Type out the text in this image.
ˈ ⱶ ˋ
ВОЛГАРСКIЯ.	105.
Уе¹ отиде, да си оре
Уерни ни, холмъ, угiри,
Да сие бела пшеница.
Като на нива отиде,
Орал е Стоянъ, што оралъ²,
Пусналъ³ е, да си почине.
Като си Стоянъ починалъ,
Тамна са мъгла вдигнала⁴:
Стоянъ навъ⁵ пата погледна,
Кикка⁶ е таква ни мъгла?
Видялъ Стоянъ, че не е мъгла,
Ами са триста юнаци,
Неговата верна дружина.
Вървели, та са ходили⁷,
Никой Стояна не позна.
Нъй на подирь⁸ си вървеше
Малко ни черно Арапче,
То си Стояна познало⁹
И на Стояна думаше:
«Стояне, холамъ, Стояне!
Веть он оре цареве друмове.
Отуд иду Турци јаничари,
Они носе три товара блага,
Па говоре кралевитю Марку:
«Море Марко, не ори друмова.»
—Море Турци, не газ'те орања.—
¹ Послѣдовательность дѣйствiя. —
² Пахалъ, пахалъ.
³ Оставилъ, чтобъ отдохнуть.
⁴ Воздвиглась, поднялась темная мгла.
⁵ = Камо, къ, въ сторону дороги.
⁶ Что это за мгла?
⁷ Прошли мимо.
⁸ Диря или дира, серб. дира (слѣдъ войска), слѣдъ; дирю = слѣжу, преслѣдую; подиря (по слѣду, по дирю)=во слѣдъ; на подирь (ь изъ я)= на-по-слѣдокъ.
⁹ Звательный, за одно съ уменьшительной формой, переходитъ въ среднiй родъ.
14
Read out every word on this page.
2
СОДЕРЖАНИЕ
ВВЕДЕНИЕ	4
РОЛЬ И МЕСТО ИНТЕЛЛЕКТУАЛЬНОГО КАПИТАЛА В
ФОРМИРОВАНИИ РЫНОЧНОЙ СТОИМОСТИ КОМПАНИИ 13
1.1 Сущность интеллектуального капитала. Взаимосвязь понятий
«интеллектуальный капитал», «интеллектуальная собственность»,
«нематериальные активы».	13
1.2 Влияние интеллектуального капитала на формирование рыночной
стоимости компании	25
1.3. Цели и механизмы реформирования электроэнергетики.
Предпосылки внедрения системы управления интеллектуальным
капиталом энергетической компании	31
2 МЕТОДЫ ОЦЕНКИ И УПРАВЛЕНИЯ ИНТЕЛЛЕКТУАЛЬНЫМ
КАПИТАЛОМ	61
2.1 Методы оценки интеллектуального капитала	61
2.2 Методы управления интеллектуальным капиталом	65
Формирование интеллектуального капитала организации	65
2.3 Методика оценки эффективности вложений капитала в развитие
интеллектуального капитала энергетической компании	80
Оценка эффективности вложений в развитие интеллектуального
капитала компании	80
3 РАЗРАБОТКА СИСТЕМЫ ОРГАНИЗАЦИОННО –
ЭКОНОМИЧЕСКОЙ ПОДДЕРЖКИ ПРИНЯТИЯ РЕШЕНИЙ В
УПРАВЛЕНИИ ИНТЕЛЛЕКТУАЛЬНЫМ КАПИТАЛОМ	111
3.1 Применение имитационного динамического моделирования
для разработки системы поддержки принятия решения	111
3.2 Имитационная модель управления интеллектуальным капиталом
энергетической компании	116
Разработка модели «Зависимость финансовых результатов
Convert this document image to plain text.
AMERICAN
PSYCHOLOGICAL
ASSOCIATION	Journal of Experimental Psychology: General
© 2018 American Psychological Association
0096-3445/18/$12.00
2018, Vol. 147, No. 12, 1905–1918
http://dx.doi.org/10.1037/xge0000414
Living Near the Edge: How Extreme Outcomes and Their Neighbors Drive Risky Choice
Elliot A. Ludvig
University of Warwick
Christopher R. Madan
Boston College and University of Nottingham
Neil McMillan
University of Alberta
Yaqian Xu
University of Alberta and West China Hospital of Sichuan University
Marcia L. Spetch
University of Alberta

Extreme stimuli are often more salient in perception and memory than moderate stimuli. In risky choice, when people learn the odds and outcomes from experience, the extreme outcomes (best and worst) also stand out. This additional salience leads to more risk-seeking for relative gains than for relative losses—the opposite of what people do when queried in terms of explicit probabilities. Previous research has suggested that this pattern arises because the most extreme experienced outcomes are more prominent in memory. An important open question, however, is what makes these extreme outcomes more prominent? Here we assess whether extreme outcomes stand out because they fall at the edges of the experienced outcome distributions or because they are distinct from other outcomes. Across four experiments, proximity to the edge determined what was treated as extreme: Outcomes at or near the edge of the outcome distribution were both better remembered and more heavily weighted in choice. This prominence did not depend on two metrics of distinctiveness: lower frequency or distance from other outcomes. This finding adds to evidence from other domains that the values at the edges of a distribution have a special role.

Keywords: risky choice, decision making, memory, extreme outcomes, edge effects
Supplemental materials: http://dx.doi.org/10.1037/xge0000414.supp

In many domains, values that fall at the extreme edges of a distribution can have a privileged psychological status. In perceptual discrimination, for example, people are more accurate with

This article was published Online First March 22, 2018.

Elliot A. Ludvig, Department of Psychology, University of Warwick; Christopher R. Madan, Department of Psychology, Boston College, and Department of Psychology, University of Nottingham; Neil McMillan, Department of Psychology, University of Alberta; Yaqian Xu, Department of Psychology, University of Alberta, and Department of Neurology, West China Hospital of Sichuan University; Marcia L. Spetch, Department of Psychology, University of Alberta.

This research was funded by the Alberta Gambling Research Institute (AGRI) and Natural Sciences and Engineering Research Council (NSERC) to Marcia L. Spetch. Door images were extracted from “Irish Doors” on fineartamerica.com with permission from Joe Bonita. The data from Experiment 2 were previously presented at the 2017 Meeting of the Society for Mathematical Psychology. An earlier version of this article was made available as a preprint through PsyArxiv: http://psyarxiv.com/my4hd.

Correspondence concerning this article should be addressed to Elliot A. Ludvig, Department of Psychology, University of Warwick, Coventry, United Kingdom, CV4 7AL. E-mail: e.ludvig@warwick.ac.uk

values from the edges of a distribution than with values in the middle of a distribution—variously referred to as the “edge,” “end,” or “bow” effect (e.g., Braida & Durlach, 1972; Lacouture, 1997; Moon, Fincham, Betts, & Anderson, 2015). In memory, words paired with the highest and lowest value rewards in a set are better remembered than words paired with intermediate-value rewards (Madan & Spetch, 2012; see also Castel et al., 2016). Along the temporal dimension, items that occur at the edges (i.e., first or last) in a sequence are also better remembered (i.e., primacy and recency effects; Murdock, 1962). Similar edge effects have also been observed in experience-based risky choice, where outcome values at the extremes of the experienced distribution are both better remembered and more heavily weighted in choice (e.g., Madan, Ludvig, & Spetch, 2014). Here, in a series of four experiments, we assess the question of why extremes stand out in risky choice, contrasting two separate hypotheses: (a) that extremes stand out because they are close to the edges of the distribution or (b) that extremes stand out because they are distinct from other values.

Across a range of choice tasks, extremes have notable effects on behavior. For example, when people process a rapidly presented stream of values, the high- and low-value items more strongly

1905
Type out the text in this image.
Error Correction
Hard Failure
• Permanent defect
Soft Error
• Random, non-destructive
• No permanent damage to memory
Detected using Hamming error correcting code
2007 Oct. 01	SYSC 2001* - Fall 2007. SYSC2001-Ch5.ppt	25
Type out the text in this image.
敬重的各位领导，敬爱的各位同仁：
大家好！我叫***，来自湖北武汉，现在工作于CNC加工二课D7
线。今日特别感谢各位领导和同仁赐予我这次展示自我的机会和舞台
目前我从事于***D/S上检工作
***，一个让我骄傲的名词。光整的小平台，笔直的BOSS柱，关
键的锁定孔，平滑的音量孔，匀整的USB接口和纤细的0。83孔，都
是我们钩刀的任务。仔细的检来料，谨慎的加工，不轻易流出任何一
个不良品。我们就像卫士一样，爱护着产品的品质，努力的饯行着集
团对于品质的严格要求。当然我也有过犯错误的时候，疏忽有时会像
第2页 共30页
● ● ● ●
Copy the lines from the entries above in which the word "University" appears.

University of Warwick
Boston College and University of Nottingham
University of Alberta
University of Alberta and West China Hospital of Sichuan University
University of Alberta
Elliot A. Ludvig, Department of Psychology, University of Warwick; Christopher R. Madan, Department of Psychology, Boston College, and Department of Psychology, University of Nottingham; Neil McMillan, Department of Psychology, University of Alberta; Yaqian Xu, Department of Psychology, University of Alberta, and Department of Neurology, West China Hospital of Sichuan University; Marcia L. Spetch, Department of Psychology, University of Alberta.
Correspondence concerning this article should be addressed to Elliot A. Ludvig, Department of Psychology, University of Warwick, Coventry, United Kingdom, CV4 7AL. E-mail: e.ludvig@warwick.ac.uk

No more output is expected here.